● **Short exercise**:
Take the material and output all of it exactly.

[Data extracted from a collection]

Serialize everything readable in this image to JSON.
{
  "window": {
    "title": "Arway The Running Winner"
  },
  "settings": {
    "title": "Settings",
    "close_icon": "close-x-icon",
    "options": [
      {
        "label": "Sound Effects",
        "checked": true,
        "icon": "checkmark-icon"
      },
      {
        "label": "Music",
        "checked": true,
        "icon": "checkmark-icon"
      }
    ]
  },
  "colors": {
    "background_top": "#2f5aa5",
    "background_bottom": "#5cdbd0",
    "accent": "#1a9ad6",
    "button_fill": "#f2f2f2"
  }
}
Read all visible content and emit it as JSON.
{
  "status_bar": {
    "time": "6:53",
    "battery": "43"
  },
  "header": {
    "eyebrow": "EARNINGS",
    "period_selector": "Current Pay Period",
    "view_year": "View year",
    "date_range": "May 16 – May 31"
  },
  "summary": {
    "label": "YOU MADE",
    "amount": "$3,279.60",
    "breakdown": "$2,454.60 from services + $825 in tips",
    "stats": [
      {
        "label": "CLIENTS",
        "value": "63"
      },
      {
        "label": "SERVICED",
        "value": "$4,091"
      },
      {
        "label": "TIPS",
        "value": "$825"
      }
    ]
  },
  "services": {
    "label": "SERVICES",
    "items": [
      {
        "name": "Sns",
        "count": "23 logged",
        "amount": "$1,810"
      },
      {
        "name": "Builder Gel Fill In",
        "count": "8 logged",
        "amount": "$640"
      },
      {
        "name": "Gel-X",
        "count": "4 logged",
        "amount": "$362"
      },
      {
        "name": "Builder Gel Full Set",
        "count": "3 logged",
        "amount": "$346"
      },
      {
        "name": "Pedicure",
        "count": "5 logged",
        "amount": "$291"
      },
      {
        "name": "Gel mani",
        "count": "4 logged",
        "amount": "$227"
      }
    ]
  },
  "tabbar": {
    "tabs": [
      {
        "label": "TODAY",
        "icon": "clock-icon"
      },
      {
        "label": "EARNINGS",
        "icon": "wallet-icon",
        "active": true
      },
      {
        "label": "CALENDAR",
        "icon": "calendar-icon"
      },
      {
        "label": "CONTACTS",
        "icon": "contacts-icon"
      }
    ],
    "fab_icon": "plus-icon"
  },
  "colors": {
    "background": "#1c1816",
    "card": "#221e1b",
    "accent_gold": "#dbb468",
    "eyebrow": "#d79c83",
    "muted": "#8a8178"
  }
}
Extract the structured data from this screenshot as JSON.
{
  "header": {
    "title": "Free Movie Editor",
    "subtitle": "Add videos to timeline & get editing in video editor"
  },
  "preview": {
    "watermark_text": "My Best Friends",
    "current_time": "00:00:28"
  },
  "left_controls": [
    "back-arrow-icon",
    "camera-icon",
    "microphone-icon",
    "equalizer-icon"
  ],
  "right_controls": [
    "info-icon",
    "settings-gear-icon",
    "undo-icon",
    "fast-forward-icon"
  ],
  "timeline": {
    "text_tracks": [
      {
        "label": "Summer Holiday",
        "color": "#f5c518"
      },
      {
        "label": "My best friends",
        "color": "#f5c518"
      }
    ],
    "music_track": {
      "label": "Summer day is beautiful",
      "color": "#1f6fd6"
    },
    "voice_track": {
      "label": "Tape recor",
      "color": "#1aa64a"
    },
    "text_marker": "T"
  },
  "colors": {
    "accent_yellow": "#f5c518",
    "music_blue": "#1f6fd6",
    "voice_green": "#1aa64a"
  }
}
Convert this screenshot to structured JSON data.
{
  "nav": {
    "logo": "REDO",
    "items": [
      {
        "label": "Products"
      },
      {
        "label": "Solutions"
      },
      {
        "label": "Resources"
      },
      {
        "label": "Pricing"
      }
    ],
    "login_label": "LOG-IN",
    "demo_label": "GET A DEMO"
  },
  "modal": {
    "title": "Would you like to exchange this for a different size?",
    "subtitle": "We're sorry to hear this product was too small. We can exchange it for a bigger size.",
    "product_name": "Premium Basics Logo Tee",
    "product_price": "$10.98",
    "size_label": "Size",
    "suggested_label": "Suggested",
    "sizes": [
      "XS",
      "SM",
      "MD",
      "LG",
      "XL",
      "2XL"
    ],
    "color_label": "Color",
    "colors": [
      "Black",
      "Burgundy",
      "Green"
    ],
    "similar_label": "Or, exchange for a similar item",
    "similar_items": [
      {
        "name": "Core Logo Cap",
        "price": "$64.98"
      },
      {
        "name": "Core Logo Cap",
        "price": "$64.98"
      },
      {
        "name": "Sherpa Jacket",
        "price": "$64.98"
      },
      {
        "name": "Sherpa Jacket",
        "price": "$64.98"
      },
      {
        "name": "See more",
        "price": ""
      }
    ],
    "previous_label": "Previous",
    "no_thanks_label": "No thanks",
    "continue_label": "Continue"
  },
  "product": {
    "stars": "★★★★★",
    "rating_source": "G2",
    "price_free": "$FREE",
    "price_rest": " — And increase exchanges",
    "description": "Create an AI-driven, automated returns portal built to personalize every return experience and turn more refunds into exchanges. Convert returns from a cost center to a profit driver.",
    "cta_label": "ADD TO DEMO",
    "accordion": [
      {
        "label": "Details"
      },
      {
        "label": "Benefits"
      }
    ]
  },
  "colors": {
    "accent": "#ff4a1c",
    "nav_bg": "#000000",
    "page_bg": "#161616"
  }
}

● **Response below**:
Serialize everything readable in this image to JSON.
{
  "window": {
    "title": "Arway The Running Winner"
  },
  "settings": {
    "title": "Settings",
    "close_icon": "close-x-icon",
    "options": [
      {
        "label": "Sound Effects",
        "checked": true,
        "icon": "checkmark-icon"
      },
      {
        "label": "Music",
        "checked": true,
        "icon": "checkmark-icon"
      }
    ]
  },
  "colors": {
    "background_top": "#2f5aa5",
    "background_bottom": "#5cdbd0",
    "accent": "#1a9ad6",
    "button_fill": "#f2f2f2"
  }
}
Read all visible content and emit it as JSON.
{
  "status_bar": {
    "time": "6:53",
    "battery": "43"
  },
  "header": {
    "eyebrow": "EARNINGS",
    "period_selector": "Current Pay Period",
    "view_year": "View year",
    "date_range": "May 16 – May 31"
  },
  "summary": {
    "label": "YOU MADE",
    "amount": "$3,279.60",
    "breakdown": "$2,454.60 from services + $825 in tips",
    "stats": [
      {
        "label": "CLIENTS",
        "value": "63"
      },
      {
        "label": "SERVICED",
        "value": "$4,091"
      },
      {
        "label": "TIPS",
        "value": "$825"
      }
    ]
  },
  "services": {
    "label": "SERVICES",
    "items": [
      {
        "name": "Sns",
        "count": "23 logged",
        "amount": "$1,810"
      },
      {
        "name": "Builder Gel Fill In",
        "count": "8 logged",
        "amount": "$640"
      },
      {
        "name": "Gel-X",
        "count": "4 logged",
        "amount": "$362"
      },
      {
        "name": "Builder Gel Full Set",
        "count": "3 logged",
        "amount": "$346"
      },
      {
        "name": "Pedicure",
        "count": "5 logged",
        "amount": "$291"
      },
      {
        "name": "Gel mani",
        "count": "4 logged",
        "amount": "$227"
      }
    ]
  },
  "tabbar": {
    "tabs": [
      {
        "label": "TODAY",
        "icon": "clock-icon"
      },
      {
        "label": "EARNINGS",
        "icon": "wallet-icon",
        "active": true
      },
      {
        "label": "CALENDAR",
        "icon": "calendar-icon"
      },
      {
        "label": "CONTACTS",
        "icon": "contacts-icon"
      }
    ],
    "fab_icon": "plus-icon"
  },
  "colors": {
    "background": "#1c1816",
    "card": "#221e1b",
    "accent_gold": "#dbb468",
    "eyebrow": "#d79c83",
    "muted": "#8a8178"
  }
}
Extract the structured data from this screenshot as JSON.
{
  "header": {
    "title": "Free Movie Editor",
    "subtitle": "Add videos to timeline & get editing in video editor"
  },
  "preview": {
    "watermark_text": "My Best Friends",
    "current_time": "00:00:28"
  },
  "left_controls": [
    "back-arrow-icon",
    "camera-icon",
    "microphone-icon",
    "equalizer-icon"
  ],
  "right_controls": [
    "info-icon",
    "settings-gear-icon",
    "undo-icon",
    "fast-forward-icon"
  ],
  "timeline": {
    "text_tracks": [
      {
        "label": "Summer Holiday",
        "color": "#f5c518"
      },
      {
        "label": "My best friends",
        "color": "#f5c518"
      }
    ],
    "music_track": {
      "label": "Summer day is beautiful",
      "color": "#1f6fd6"
    },
    "voice_track": {
      "label": "Tape recor",
      "color": "#1aa64a"
    },
    "text_marker": "T"
  },
  "colors": {
    "accent_yellow": "#f5c518",
    "music_blue": "#1f6fd6",
    "voice_green": "#1aa64a"
  }
}
Convert this screenshot to structured JSON data.
{
  "nav": {
    "logo": "REDO",
    "items": [
      {
        "label": "Products"
      },
      {
        "label": "Solutions"
      },
      {
        "label": "Resources"
      },
      {
        "label": "Pricing"
      }
    ],
    "login_label": "LOG-IN",
    "demo_label": "GET A DEMO"
  },
  "modal": {
    "title": "Would you like to exchange this for a different size?",
    "subtitle": "We're sorry to hear this product was too small. We can exchange it for a bigger size.",
    "product_name": "Premium Basics Logo Tee",
    "product_price": "$10.98",
    "size_label": "Size",
    "suggested_label": "Suggested",
    "sizes": [
      "XS",
      "SM",
      "MD",
      "LG",
      "XL",
      "2XL"
    ],
    "color_label": "Color",
    "colors": [
      "Black",
      "Burgundy",
      "Green"
    ],
    "similar_label": "Or, exchange for a similar item",
    "similar_items": [
      {
        "name": "Core Logo Cap",
        "price": "$64.98"
      },
      {
        "name": "Core Logo Cap",
        "price": "$64.98"
      },
      {
        "name": "Sherpa Jacket",
        "price": "$64.98"
      },
      {
        "name": "Sherpa Jacket",
        "price": "$64.98"
      },
      {
        "name": "See more",
        "price": ""
      }
    ],
    "previous_label": "Previous",
    "no_thanks_label": "No thanks",
    "continue_label": "Continue"
  },
  "product": {
    "stars": "★★★★★",
    "rating_source": "G2",
    "price_free": "$FREE",
    "price_rest": " — And increase exchanges",
    "description": "Create an AI-driven, automated returns portal built to personalize every return experience and turn more refunds into exchanges. Convert returns from a cost center to a profit driver.",
    "cta_label": "ADD TO DEMO",
    "accordion": [
      {
        "label": "Details"
      },
      {
        "label": "Benefits"
      }
    ]
  },
  "colors": {
    "accent": "#ff4a1c",
    "nav_bg": "#000000",
    "page_bg": "#161616"
  }
}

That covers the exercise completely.